Reproduce the entries verbatim from the line containing "overall-title-line-2: Funding vs." through the line containing "gov-label-line: 36% bbox=[343, 233, 356, 240]", including both of those lines.

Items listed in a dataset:
============
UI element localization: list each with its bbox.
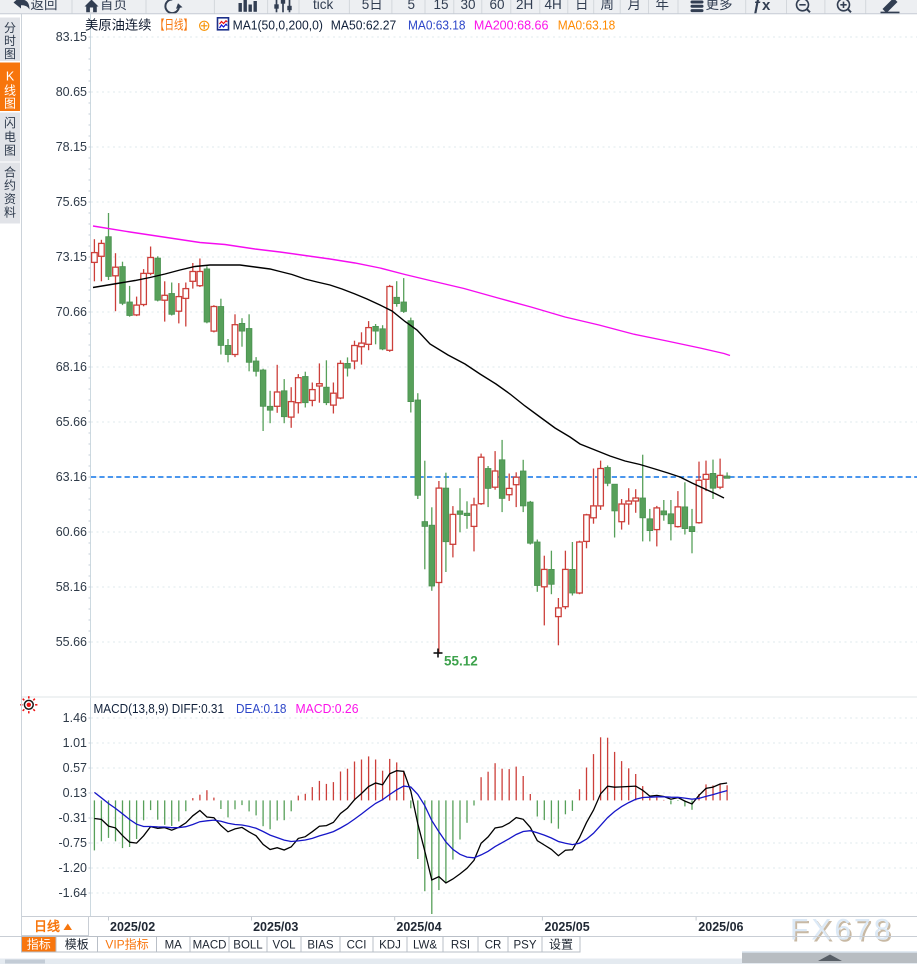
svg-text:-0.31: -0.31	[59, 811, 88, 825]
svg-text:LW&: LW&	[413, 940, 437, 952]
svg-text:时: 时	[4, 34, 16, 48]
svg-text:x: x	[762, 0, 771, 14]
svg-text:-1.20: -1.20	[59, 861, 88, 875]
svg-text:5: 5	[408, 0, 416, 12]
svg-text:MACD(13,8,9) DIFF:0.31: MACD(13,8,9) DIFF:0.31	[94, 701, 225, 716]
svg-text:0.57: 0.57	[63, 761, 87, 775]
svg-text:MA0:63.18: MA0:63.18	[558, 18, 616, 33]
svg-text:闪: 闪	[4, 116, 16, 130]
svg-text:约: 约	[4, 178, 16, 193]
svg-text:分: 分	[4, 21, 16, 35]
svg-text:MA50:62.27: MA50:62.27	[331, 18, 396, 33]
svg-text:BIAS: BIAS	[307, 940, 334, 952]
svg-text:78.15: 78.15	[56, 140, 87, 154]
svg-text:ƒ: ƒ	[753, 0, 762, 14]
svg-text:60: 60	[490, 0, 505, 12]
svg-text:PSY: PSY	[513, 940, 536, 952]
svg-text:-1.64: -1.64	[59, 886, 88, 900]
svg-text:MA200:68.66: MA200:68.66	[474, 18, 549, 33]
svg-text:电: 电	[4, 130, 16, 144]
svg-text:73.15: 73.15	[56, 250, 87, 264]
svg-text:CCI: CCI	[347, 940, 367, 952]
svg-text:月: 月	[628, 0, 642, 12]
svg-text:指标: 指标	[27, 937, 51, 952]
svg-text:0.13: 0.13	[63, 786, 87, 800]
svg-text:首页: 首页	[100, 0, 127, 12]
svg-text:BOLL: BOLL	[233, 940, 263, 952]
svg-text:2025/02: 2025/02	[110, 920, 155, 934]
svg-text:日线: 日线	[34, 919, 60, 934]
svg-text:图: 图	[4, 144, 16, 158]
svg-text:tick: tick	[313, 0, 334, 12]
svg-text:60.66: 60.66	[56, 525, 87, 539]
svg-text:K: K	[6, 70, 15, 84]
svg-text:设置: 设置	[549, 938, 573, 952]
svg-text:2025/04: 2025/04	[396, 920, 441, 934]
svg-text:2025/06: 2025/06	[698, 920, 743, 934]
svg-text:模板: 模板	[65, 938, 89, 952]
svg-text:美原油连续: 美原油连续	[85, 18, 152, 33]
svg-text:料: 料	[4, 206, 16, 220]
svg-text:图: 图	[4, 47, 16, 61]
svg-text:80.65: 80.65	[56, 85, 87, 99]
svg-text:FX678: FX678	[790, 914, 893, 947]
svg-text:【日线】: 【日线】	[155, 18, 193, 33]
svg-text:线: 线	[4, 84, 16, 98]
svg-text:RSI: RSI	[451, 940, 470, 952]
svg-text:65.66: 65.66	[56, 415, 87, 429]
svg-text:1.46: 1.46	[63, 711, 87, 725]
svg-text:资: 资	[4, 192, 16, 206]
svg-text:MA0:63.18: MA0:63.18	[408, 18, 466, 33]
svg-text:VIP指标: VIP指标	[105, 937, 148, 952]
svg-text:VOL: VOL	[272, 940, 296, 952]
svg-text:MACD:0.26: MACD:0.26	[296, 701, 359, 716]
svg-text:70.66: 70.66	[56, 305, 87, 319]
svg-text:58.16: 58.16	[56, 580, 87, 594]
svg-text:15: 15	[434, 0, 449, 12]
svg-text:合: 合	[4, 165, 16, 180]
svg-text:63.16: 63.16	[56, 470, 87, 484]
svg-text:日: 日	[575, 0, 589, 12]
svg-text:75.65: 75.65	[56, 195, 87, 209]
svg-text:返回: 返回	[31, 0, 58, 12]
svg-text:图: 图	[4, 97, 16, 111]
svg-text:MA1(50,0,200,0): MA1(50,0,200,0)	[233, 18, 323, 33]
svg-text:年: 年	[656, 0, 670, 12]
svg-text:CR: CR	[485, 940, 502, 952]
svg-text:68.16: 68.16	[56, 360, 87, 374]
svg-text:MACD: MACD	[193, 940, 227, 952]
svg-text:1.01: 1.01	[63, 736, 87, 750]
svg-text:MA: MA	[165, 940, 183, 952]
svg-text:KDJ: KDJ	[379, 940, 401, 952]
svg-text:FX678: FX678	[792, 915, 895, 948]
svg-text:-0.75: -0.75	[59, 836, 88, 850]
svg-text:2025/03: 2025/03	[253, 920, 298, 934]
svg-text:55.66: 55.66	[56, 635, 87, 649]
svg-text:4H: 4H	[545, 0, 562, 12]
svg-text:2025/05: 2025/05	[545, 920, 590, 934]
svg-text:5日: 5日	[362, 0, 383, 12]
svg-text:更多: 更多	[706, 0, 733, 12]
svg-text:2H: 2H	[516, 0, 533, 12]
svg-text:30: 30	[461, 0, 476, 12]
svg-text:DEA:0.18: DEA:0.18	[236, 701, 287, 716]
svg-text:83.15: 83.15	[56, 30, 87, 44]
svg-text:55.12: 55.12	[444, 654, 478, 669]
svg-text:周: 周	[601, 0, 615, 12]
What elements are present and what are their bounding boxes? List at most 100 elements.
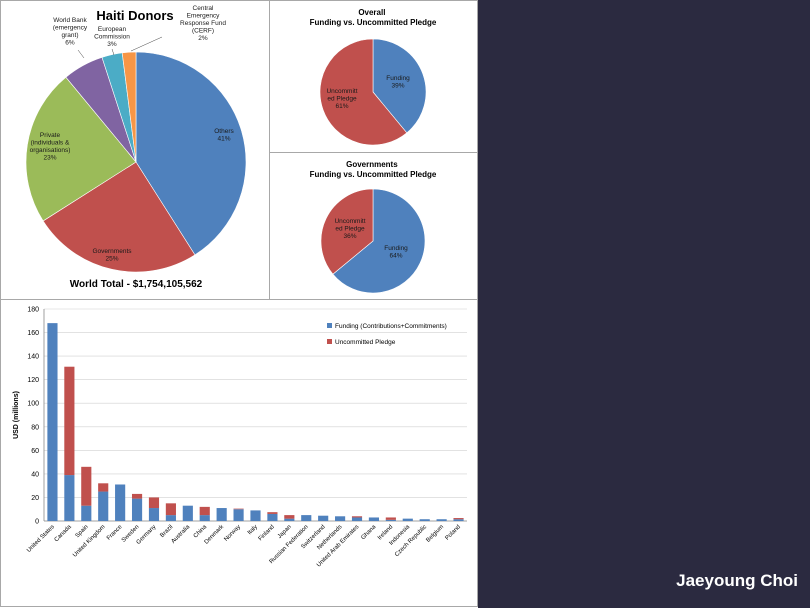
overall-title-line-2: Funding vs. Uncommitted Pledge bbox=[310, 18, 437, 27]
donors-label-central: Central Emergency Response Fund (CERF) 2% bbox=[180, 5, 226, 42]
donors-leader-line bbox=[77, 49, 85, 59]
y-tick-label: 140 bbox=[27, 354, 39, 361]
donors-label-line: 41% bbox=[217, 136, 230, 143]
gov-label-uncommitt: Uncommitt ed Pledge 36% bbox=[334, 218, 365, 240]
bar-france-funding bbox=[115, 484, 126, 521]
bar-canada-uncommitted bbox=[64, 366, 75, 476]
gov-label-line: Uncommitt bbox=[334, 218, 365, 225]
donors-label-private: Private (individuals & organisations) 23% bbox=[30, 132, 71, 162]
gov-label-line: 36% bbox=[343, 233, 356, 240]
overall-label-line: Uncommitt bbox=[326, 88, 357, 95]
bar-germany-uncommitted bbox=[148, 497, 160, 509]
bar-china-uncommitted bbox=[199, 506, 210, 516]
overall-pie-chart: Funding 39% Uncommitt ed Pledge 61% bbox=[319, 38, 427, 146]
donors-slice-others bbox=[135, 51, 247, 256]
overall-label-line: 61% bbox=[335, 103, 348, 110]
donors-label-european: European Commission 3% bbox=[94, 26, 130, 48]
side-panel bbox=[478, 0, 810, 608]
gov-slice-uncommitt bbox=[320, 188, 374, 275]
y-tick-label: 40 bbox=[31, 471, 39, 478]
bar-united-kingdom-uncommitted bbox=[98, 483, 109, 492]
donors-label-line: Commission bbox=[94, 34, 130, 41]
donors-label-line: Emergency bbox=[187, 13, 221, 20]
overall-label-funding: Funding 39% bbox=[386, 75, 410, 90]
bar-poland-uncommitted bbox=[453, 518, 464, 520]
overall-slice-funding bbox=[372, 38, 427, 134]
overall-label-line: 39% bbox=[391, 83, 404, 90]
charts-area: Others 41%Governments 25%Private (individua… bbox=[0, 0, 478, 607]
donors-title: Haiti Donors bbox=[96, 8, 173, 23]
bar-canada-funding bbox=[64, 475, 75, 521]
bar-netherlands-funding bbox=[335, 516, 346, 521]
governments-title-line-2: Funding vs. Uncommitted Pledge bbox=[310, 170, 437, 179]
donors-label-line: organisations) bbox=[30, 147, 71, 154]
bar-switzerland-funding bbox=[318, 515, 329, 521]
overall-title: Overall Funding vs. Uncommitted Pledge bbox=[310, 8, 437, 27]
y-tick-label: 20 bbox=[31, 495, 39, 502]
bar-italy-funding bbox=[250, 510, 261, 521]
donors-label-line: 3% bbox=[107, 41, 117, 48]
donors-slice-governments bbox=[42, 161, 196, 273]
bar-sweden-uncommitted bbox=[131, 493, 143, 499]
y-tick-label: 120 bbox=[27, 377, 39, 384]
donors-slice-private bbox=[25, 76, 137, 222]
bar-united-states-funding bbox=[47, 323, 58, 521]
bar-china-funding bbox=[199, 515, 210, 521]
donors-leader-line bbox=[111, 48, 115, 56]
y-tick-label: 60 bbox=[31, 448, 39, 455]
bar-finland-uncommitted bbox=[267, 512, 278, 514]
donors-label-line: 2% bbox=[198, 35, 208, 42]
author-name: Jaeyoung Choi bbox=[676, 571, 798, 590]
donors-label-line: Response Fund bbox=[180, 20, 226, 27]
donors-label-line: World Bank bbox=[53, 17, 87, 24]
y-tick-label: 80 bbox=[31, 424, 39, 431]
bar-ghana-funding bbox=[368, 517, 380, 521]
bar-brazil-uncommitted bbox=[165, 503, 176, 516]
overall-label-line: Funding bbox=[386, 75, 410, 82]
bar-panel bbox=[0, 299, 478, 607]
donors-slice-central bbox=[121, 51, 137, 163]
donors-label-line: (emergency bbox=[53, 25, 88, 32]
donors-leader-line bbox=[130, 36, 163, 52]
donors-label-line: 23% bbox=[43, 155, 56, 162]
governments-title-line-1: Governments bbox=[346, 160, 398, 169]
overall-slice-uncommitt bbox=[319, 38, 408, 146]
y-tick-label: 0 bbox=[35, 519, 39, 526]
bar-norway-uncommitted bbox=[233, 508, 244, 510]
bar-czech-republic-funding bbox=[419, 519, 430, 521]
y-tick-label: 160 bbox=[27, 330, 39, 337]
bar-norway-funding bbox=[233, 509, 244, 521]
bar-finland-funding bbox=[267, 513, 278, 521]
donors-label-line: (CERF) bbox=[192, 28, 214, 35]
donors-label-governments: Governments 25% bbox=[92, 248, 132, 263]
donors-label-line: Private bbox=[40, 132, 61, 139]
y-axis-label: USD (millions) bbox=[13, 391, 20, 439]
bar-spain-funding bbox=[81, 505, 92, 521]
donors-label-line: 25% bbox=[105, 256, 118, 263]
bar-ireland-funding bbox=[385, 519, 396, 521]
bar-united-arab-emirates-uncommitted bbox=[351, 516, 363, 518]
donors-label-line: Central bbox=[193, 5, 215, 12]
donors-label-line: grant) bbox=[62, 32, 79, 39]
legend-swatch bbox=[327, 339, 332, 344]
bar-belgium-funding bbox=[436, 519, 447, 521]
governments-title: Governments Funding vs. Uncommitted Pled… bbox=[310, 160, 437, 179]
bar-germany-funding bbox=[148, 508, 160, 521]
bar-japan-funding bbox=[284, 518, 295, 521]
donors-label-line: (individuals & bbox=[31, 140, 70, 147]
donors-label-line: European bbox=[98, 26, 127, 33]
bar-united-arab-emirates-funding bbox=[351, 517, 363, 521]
============
Answer to the problem:
overall-title-line-2: Funding vs. Uncommitted Pledge bbox=[310, 18, 437, 27]
donors-label-central: Central Emergency Response Fund (CERF) 2% bbox=[180, 5, 226, 42]
donors-leader-line bbox=[77, 49, 85, 59]
y-tick-label: 140 bbox=[27, 354, 39, 361]
donors-label-line: 41% bbox=[217, 136, 230, 143]
gov-label-uncommitt: Uncommitt ed Pledge 36% bbox=[334, 218, 365, 240]
bar-france-funding bbox=[115, 484, 126, 521]
bar-canada-uncommitted bbox=[64, 366, 75, 476]
gov-label-line: Uncommitt bbox=[334, 218, 365, 225]
donors-label-private: Private (individuals & organisations) 23% bbox=[30, 132, 71, 162]
gov-label-line: 36% bbox=[343, 233, 356, 240]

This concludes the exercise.